* Solicitud escrita *
Reproduzca literalmente el tramo del material que va desde la línea que contiene "y-ticks: -60 -40" hasta la que contiene "series-marker-2 [206,335,213,342]", ambas incluidas.

Elementos enumerados en un conjunto de datos:
==========
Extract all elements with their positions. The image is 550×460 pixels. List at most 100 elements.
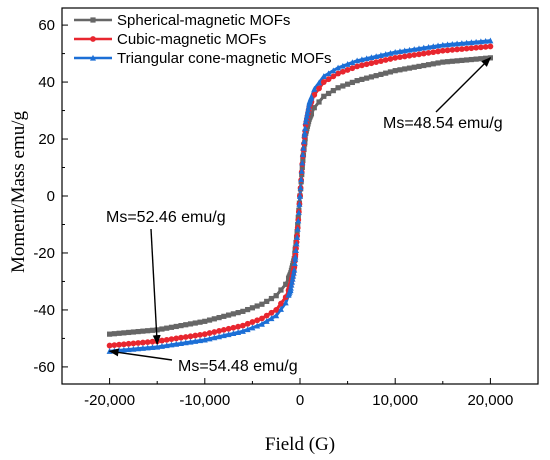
y-ticks: -60 -40 -20 0 20 40 60 [33,17,68,376]
series-marker-2 [120,346,127,353]
series-marker-2 [239,328,246,334]
series-marker-0 [135,328,141,335]
series-marker-0 [230,311,236,317]
series-marker-1 [197,331,203,338]
series-marker-0 [240,308,246,314]
series-marker-2 [294,234,301,240]
x-tick-label: -20,000 [84,392,135,409]
annotation-arrow-1 [150,228,161,346]
legend-marker-1 [90,36,96,42]
series-marker-0 [295,221,301,228]
series-marker-1 [368,60,375,67]
series-marker-0 [378,71,384,78]
series-marker-2 [354,57,361,64]
series-marker-2 [263,318,270,324]
series-marker-0 [345,81,351,87]
series-marker-1 [430,49,437,56]
series-marker-0 [140,328,146,334]
series-marker-2 [206,335,213,342]
series-marker-2 [277,306,284,312]
series-marker-1 [249,319,256,325]
series-marker-0 [149,327,156,333]
legend-marker-2 [90,54,96,61]
series-marker-2 [154,343,161,350]
series-marker-2 [294,225,301,232]
series-marker-2 [163,342,170,349]
series-marker-2 [168,341,175,348]
series-marker-0 [316,99,322,105]
legend-label-2: Triangular cone-magnetic MOFs [117,50,332,67]
series-marker-2 [287,284,294,291]
series-marker-2 [458,40,465,46]
series-marker-1 [178,334,184,341]
series-marker-1 [487,43,494,50]
series-marker-2 [295,217,302,224]
series-marker-1 [130,340,137,347]
series-marker-0 [278,287,284,293]
series-marker-2 [430,43,437,50]
series-marker-1 [216,328,222,334]
series-marker-1 [182,334,189,340]
series-marker-1 [339,68,346,75]
series-marker-2 [254,322,261,329]
series-marker-2 [282,299,289,306]
series-marker-0 [249,305,255,311]
x-ticks: -20,000 -10,000 0 10,000 20,000 [61,378,539,409]
y-tick-label: 0 [47,188,55,205]
series-marker-2 [201,336,208,343]
series-marker-1 [311,91,318,98]
series-marker-0 [116,330,122,336]
series-marker-0 [430,61,436,67]
series-marker-2 [296,201,303,207]
series-marker-2 [368,54,375,61]
series-marker-2 [349,59,356,66]
series-marker-1 [268,309,275,316]
series-marker-2 [477,38,484,45]
series-marker-2 [300,144,307,151]
series-marker-2 [304,109,311,116]
series-marker-1 [416,51,422,58]
series-marker-1 [163,336,170,343]
series-marker-2 [225,331,232,338]
series-marker-0 [259,301,265,307]
series-marker-0 [368,74,374,80]
annotation-arrow-0 [435,57,492,113]
series-marker-1 [458,46,465,52]
series-marker-2 [149,344,156,350]
series-marker-0 [311,105,317,111]
series-marker-2 [401,47,408,54]
series-marker-2 [468,39,475,46]
series-marker-2 [289,275,296,282]
series-marker-2 [482,37,489,44]
series-marker-0 [425,62,432,68]
series-marker-2 [463,39,470,46]
series-marker-2 [292,253,299,260]
series-marker-0 [226,312,232,318]
series-marker-2 [301,131,308,138]
series-marker-2 [444,41,451,48]
series-marker-0 [421,62,427,69]
series-marker-1 [187,333,194,340]
series-marker-0 [221,313,227,319]
series-marker-1 [435,48,441,55]
series-marker-1 [454,46,460,53]
series-marker-1 [135,340,142,346]
series-marker-0 [340,83,346,89]
series-marker-0 [197,319,203,325]
series-marker-0 [111,331,117,337]
series-marker-1 [397,54,403,61]
series-marker-0 [107,331,113,337]
series-marker-1 [463,45,470,52]
series-marker-2 [158,343,165,349]
series-marker-2 [487,37,494,44]
series-marker-0 [183,322,189,328]
series-marker-2 [299,151,306,158]
series-marker-1 [173,335,180,342]
series-marker-2 [235,329,242,335]
series-marker-1 [239,322,246,329]
series-marker-2 [182,339,189,346]
series-marker-1 [382,57,389,63]
series-marker-2 [211,334,218,341]
y-tick-label: -40 [33,302,55,319]
series-marker-2 [249,324,256,331]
==========
* Solución del ejercicio *
y-ticks: -60 -40 -20 0 20 40 60 [33,17,68,376]
series-marker-2 [120,346,127,353]
series-marker-2 [239,328,246,334]
series-marker-0 [135,328,141,335]
series-marker-0 [230,311,236,317]
series-marker-1 [197,331,203,338]
series-marker-0 [240,308,246,314]
series-marker-2 [294,234,301,240]
x-tick-label: -20,000 [84,392,135,409]
annotation-arrow-1 [150,228,161,346]
legend-marker-1 [90,36,96,42]
series-marker-0 [295,221,301,228]
series-marker-1 [368,60,375,67]
series-marker-0 [378,71,384,78]
series-marker-2 [354,57,361,64]
series-marker-2 [263,318,270,324]
series-marker-0 [345,81,351,87]
series-marker-1 [430,49,437,56]
series-marker-0 [140,328,146,334]
series-marker-2 [206,335,213,342]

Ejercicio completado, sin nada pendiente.